» Problem to solve:
Every record must be transcribed in its entirety, apart from the images, which are to be omitted.

____________________

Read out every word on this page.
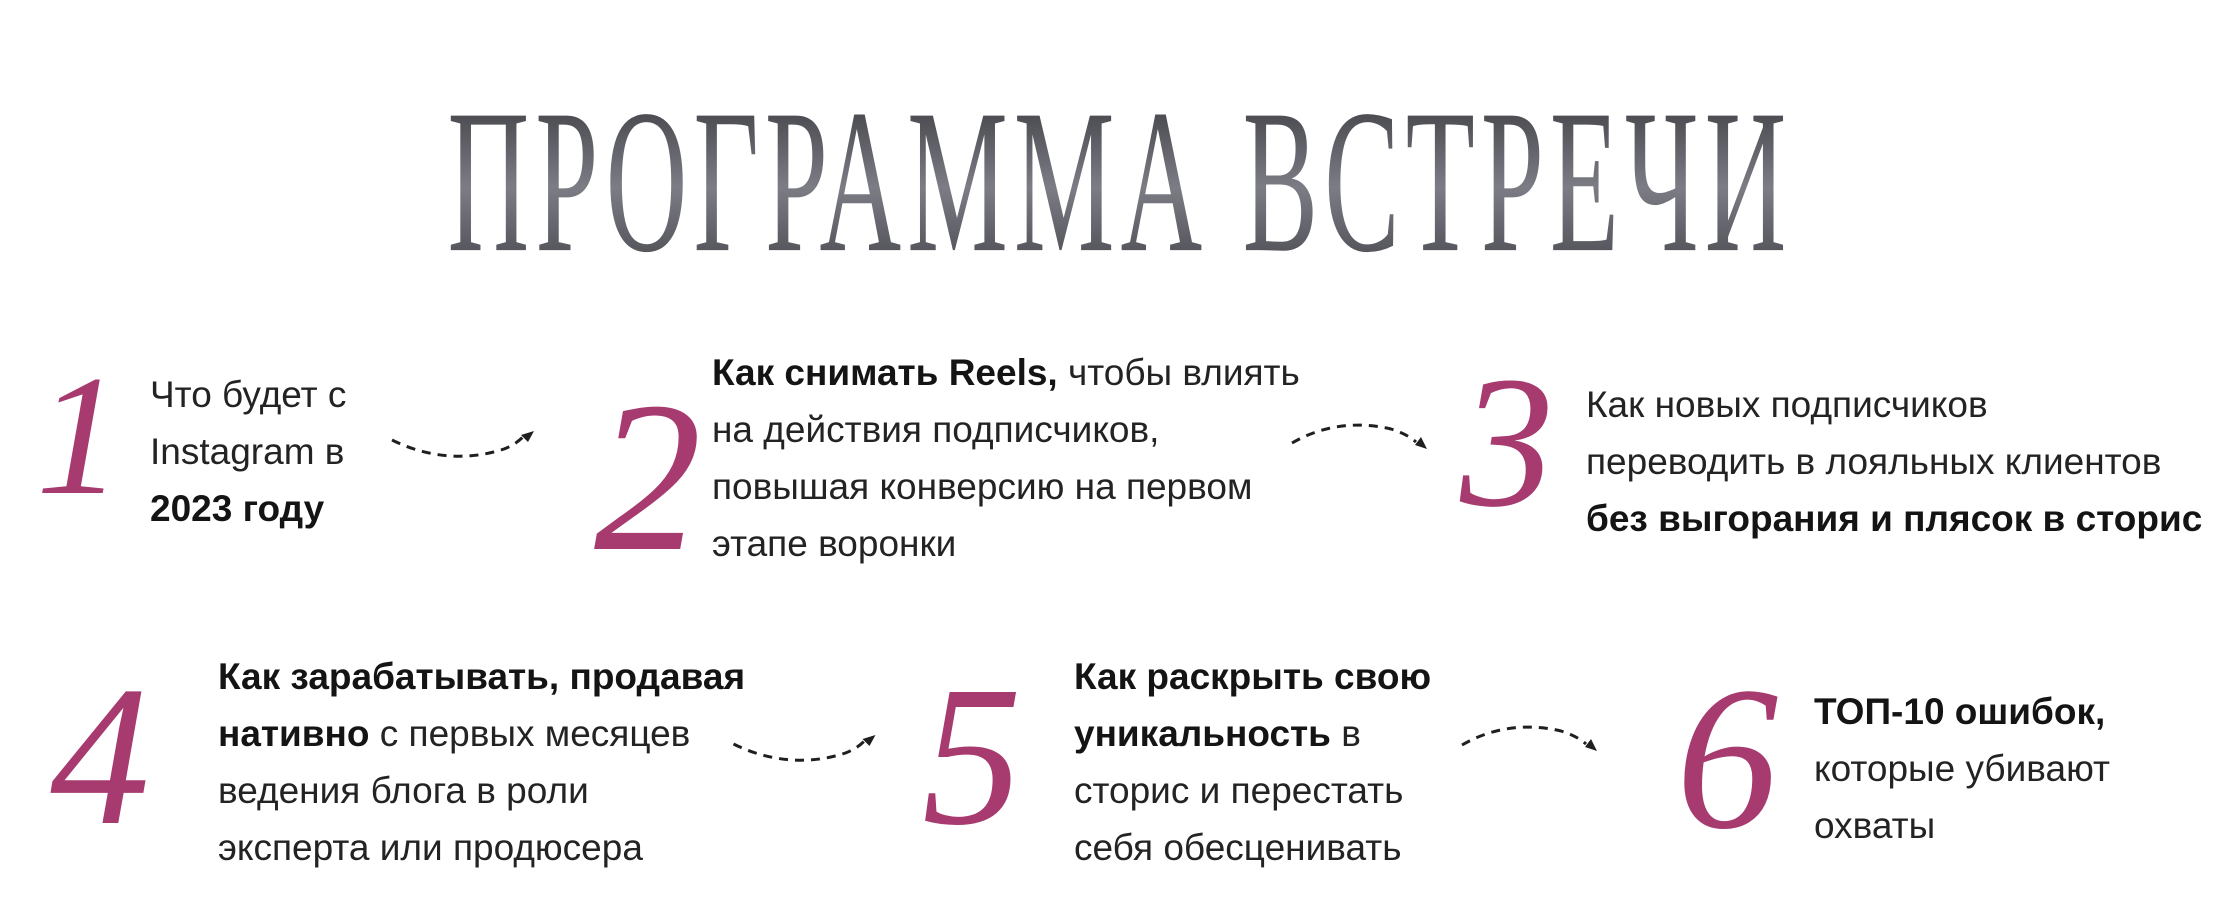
ПРОГРАММА ВСТРЕЧИ
1 Что будет с
Instagram в
2023 году 2 Как снимать Reels, чтобы влиять
на действия подписчиков,
повышая конверсию на первом
этапе воронки	3 Как новых подписчиков
переводить в лояльных клиентов
без выгорания и плясок в сторис
4 Как зарабатывать, продавая
нативно с первых месяцев
ведения блога в роли
эксперта или продюсера	5 Как раскрыть свою
уникальность в
сторис и перестать
себя обесценивать 6 ТОП-10 ошибок,
которые убивают
охваты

____________________

» Response below:
Read out every word on this page.
ПРОГРАММА ВСТРЕЧИ
1 Что будет с
Instagram в
2023 году 2 Как снимать Reels, чтобы влиять
на действия подписчиков,
повышая конверсию на первом
этапе воронки	3 Как новых подписчиков
переводить в лояльных клиентов
без выгорания и плясок в сторис
4 Как зарабатывать, продавая
нативно с первых месяцев
ведения блога в роли
эксперта или продюсера	5 Как раскрыть свою
уникальность в
сторис и перестать
себя обесценивать 6 ТОП-10 ошибок,
которые убивают
охваты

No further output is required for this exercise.